Go through the entries below and copy each line containing the word "that".

— Start of Records for processing —

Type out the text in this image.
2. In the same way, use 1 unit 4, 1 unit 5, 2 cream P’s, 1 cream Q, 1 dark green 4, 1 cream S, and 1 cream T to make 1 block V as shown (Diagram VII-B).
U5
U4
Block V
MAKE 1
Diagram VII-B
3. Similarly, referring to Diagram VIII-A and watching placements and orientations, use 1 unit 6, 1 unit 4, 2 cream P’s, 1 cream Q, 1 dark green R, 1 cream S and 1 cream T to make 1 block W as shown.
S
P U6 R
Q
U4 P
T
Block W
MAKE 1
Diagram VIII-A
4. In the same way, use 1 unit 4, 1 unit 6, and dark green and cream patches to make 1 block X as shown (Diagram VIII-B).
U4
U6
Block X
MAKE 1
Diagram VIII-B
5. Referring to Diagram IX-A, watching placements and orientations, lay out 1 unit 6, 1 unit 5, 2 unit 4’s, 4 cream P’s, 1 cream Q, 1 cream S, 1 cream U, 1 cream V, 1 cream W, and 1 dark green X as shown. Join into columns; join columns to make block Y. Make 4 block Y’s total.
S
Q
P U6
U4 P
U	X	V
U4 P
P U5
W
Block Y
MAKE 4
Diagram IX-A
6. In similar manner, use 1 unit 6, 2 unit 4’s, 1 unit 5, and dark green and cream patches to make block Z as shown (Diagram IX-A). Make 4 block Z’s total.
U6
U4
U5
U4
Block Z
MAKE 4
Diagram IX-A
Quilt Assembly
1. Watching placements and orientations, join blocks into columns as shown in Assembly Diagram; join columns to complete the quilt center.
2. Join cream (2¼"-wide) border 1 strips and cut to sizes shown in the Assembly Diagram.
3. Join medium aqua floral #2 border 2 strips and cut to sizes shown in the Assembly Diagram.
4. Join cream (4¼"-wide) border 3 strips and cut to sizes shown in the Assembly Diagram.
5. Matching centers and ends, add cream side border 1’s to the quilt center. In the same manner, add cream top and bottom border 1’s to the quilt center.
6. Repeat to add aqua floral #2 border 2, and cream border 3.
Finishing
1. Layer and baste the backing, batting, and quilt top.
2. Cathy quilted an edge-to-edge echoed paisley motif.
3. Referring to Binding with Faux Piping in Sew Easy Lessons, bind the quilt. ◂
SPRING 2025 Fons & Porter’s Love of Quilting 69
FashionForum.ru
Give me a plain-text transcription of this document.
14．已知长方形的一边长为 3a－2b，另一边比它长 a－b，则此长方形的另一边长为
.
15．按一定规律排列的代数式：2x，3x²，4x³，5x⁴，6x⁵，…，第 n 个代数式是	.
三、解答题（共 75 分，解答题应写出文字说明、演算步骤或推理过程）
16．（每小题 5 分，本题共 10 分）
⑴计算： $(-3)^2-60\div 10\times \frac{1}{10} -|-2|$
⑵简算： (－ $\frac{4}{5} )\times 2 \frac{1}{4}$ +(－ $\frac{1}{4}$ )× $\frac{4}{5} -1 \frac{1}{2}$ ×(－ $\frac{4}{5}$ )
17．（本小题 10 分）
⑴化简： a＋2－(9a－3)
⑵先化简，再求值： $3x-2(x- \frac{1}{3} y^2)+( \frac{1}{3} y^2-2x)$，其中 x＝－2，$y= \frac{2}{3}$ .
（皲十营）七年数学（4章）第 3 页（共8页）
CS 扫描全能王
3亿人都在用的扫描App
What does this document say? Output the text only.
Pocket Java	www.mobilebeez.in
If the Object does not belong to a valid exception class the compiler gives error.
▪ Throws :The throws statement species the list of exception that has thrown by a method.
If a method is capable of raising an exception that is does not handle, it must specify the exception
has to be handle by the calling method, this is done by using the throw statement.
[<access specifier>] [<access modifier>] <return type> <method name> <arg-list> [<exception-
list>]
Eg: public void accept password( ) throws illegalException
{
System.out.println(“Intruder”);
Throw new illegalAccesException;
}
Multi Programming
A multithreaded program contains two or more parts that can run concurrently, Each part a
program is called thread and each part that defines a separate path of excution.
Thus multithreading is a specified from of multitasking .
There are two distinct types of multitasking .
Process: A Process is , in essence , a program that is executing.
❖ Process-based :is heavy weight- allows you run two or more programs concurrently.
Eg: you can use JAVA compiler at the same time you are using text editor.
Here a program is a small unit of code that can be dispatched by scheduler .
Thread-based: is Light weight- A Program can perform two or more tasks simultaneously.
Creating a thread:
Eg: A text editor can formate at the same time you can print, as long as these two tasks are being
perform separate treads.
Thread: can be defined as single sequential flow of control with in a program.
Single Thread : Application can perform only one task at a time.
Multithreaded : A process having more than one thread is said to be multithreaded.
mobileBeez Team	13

— End of Records for processing —

:: Answer in full ::
▪ Throws :The throws statement species the list of exception that has thrown by a method.
If a method is capable of raising an exception that is does not handle, it must specify the exception
A multithreaded program contains two or more parts that can run concurrently, Each part a
program is called thread and each part that defines a separate path of excution.
Process: A Process is , in essence , a program that is executing.
Here a program is a small unit of code that can be dispatched by scheduler .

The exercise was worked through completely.